BEGIN Dataset excerpts

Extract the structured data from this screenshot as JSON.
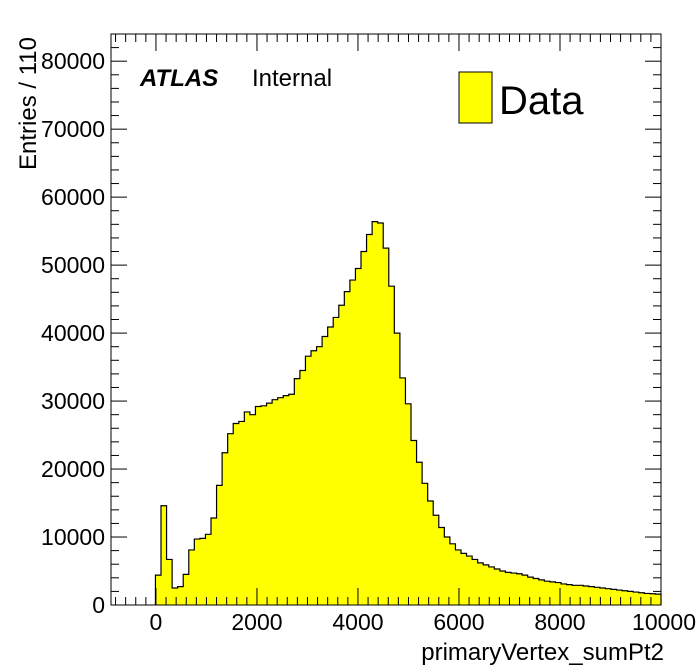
{
  "chart_data": {
    "type": "bar",
    "style": "histogram",
    "experiment": "ATLAS",
    "label": "Internal",
    "xlabel": "primaryVertex_sumPt2",
    "ylabel": "Entries / 110",
    "legend": [
      {
        "name": "Data",
        "color": "#ffff00"
      }
    ],
    "legend_position": "top-right",
    "xlim": [
      -890,
      10000
    ],
    "ylim": [
      0,
      84000
    ],
    "xticks": [
      "0",
      "2000",
      "4000",
      "6000",
      "8000",
      "10000"
    ],
    "yticks": [
      "0",
      "10000",
      "20000",
      "30000",
      "40000",
      "50000",
      "60000",
      "70000",
      "80000"
    ],
    "bin_width": 110,
    "first_bin_low_edge": -10,
    "values": [
      4400,
      14600,
      6700,
      2500,
      2700,
      4500,
      8100,
      9700,
      9800,
      10400,
      12800,
      17600,
      22400,
      25200,
      26700,
      27000,
      28400,
      28000,
      29200,
      29300,
      29700,
      30200,
      30500,
      30800,
      31000,
      33300,
      34500,
      36600,
      37400,
      38000,
      39500,
      40900,
      42300,
      44100,
      46100,
      47800,
      49500,
      52000,
      54500,
      56400,
      56200,
      52500,
      46900,
      40000,
      33400,
      29600,
      24200,
      21000,
      17900,
      15300,
      13200,
      11400,
      10000,
      9000,
      8100,
      7600,
      7200,
      6700,
      6200,
      5900,
      5600,
      5300,
      5000,
      4800,
      4700,
      4600,
      4400,
      4100,
      3900,
      3700,
      3500,
      3400,
      3300,
      3100,
      3000,
      2900,
      2900,
      2800,
      2700,
      2600,
      2500,
      2400,
      2300,
      2200,
      2100,
      2000,
      1900,
      1800,
      1700,
      1650,
      1600,
      1550
    ]
  },
  "colors": {
    "fill": "#ffff00",
    "line": "#000000",
    "background": "#ffffff"
  }
}
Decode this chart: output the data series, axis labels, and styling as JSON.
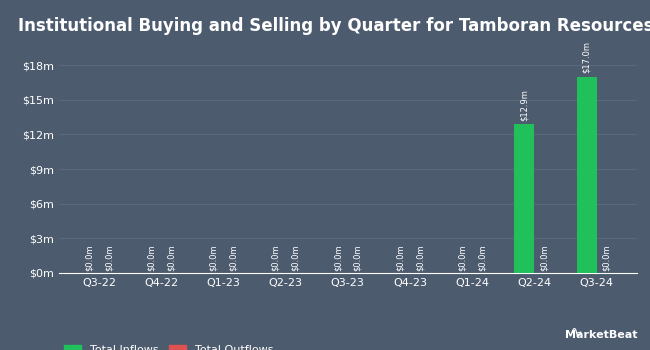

END Dataset excerpts

◆ **Aim of the task**:
Pull out all lines containing the word "JSON" from the entries above.

◆ **Task answer**:
Extract the structured data from this screenshot as JSON.
Decode this chart: output the data series, axis labels, and styling as JSON.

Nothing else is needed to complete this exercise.